## YOUR GOAL
Return the number of lines that include the string "time", without any other text.

******

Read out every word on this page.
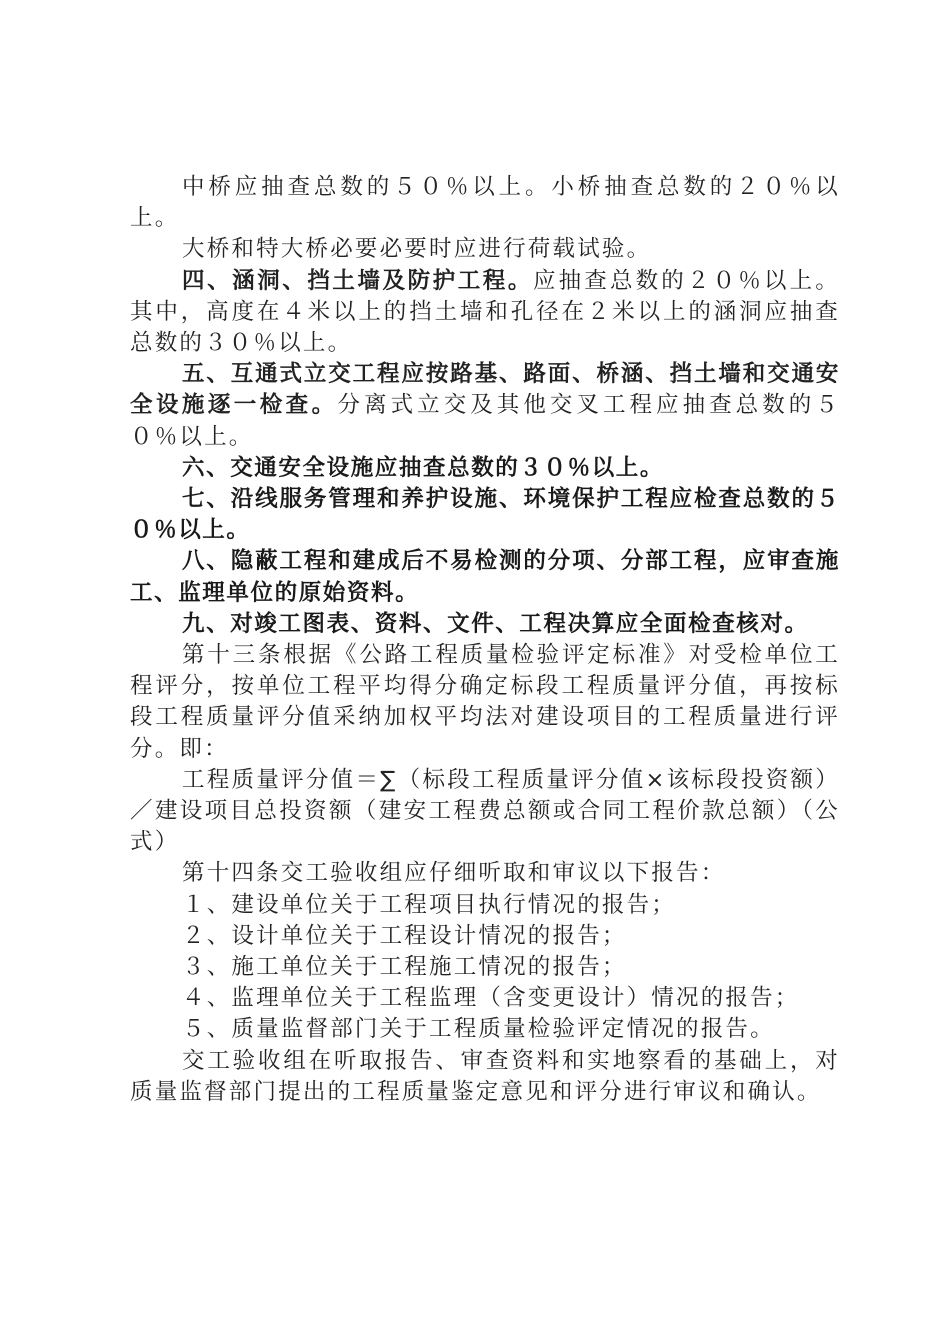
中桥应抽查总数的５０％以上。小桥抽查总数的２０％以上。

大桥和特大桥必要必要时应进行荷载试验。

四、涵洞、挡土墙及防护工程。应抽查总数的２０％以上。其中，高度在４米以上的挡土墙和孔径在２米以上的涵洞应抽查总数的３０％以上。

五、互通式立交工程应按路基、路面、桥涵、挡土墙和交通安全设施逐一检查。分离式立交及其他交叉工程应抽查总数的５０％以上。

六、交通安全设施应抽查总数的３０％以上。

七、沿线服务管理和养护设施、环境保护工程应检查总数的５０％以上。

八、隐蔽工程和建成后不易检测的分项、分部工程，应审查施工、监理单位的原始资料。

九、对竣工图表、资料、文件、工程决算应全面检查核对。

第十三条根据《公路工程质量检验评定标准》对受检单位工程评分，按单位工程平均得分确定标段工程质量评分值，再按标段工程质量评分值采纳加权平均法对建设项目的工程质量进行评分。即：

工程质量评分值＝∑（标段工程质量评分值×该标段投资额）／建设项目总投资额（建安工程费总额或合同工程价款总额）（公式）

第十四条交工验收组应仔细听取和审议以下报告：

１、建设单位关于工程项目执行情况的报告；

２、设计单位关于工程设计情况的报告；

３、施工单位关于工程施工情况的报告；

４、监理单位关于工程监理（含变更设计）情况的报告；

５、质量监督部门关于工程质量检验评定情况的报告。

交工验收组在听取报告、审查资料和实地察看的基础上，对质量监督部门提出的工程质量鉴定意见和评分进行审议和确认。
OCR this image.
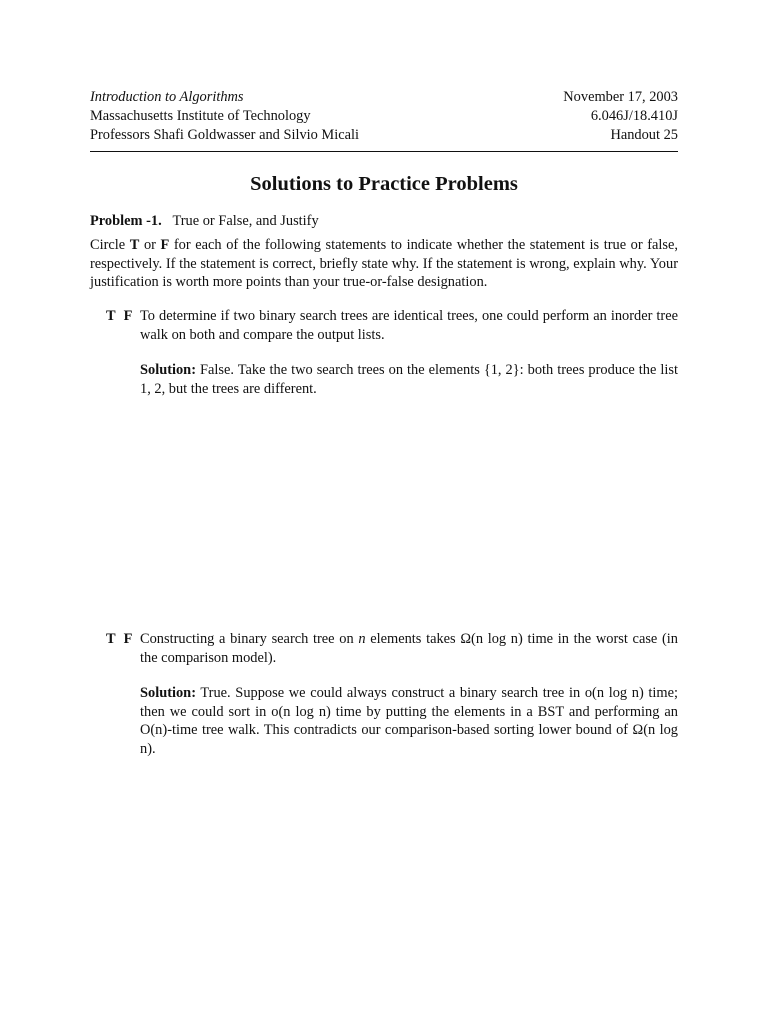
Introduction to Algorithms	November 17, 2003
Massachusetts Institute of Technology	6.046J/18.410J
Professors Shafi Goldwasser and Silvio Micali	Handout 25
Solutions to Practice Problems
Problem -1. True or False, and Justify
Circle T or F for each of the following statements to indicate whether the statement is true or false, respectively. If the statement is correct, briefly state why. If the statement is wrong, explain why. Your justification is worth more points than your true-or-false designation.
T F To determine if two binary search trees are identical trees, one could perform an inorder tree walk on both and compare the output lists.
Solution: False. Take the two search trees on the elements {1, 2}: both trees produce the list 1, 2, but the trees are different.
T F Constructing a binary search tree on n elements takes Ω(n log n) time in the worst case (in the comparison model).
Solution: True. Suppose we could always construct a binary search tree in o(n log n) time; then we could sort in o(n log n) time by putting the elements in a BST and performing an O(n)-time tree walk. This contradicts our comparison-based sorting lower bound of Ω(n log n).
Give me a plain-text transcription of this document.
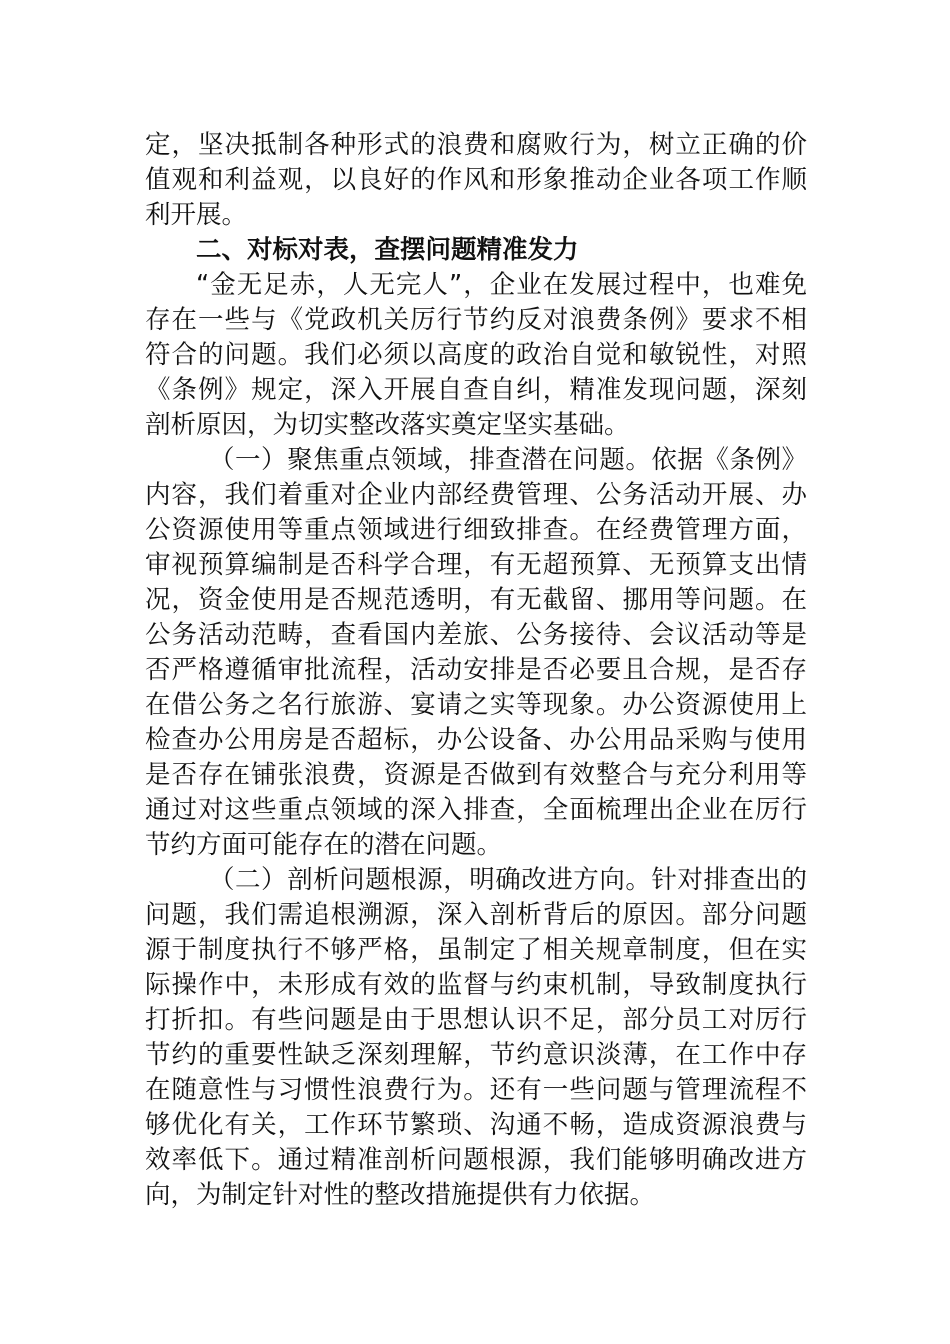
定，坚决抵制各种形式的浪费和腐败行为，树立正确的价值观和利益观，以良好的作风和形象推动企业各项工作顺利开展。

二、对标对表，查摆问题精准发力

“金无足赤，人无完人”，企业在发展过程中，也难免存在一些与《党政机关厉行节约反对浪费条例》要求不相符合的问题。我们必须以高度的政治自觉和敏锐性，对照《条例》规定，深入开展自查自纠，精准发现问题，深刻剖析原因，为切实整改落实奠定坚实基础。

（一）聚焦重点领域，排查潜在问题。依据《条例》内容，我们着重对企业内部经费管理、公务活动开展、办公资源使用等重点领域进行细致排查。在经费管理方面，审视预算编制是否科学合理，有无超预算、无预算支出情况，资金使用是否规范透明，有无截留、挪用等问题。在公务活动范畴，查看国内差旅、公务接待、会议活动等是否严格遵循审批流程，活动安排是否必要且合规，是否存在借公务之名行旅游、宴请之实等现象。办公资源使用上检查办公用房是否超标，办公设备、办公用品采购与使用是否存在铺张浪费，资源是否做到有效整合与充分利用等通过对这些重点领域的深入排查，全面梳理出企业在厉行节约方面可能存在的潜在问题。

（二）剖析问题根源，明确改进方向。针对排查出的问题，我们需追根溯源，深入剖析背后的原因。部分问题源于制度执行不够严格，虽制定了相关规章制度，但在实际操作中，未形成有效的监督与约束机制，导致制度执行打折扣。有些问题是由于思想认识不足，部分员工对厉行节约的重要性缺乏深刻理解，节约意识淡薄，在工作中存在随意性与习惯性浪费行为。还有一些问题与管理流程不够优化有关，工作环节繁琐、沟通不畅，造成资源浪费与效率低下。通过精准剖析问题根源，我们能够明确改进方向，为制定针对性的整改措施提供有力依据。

******

## COMPLETED TASK
2